━━━━━ RECORD SET

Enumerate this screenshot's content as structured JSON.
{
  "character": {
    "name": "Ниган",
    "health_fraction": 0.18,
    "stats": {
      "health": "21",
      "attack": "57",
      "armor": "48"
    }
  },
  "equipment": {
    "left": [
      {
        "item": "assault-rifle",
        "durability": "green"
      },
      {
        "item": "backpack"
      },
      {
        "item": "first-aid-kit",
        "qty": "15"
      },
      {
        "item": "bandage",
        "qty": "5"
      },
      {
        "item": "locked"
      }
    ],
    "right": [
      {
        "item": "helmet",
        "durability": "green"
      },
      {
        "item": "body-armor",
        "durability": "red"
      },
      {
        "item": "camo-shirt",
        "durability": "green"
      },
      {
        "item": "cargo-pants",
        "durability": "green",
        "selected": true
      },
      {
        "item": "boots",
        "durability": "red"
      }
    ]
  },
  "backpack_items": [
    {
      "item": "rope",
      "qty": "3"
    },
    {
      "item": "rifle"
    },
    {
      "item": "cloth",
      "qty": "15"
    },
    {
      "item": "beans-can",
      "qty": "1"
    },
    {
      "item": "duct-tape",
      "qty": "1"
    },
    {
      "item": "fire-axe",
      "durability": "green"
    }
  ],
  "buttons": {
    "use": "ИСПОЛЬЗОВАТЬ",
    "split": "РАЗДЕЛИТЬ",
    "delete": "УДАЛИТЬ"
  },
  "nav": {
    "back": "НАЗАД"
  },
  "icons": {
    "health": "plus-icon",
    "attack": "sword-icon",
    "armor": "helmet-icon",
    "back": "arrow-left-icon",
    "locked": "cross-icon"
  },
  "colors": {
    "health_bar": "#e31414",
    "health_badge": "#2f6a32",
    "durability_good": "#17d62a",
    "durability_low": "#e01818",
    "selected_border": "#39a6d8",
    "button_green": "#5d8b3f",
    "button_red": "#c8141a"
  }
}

━━━━━━━━━━

Retype the listing above in full, with no alterations.

### [FINAL RESULT]
Enumerate this screenshot's content as structured JSON.
{
  "character": {
    "name": "Ниган",
    "health_fraction": 0.18,
    "stats": {
      "health": "21",
      "attack": "57",
      "armor": "48"
    }
  },
  "equipment": {
    "left": [
      {
        "item": "assault-rifle",
        "durability": "green"
      },
      {
        "item": "backpack"
      },
      {
        "item": "first-aid-kit",
        "qty": "15"
      },
      {
        "item": "bandage",
        "qty": "5"
      },
      {
        "item": "locked"
      }
    ],
    "right": [
      {
        "item": "helmet",
        "durability": "green"
      },
      {
        "item": "body-armor",
        "durability": "red"
      },
      {
        "item": "camo-shirt",
        "durability": "green"
      },
      {
        "item": "cargo-pants",
        "durability": "green",
        "selected": true
      },
      {
        "item": "boots",
        "durability": "red"
      }
    ]
  },
  "backpack_items": [
    {
      "item": "rope",
      "qty": "3"
    },
    {
      "item": "rifle"
    },
    {
      "item": "cloth",
      "qty": "15"
    },
    {
      "item": "beans-can",
      "qty": "1"
    },
    {
      "item": "duct-tape",
      "qty": "1"
    },
    {
      "item": "fire-axe",
      "durability": "green"
    }
  ],
  "buttons": {
    "use": "ИСПОЛЬЗОВАТЬ",
    "split": "РАЗДЕЛИТЬ",
    "delete": "УДАЛИТЬ"
  },
  "nav": {
    "back": "НАЗАД"
  },
  "icons": {
    "health": "plus-icon",
    "attack": "sword-icon",
    "armor": "helmet-icon",
    "back": "arrow-left-icon",
    "locked": "cross-icon"
  },
  "colors": {
    "health_bar": "#e31414",
    "health_badge": "#2f6a32",
    "durability_good": "#17d62a",
    "durability_low": "#e01818",
    "selected_border": "#39a6d8",
    "button_green": "#5d8b3f",
    "button_red": "#c8141a"
  }
}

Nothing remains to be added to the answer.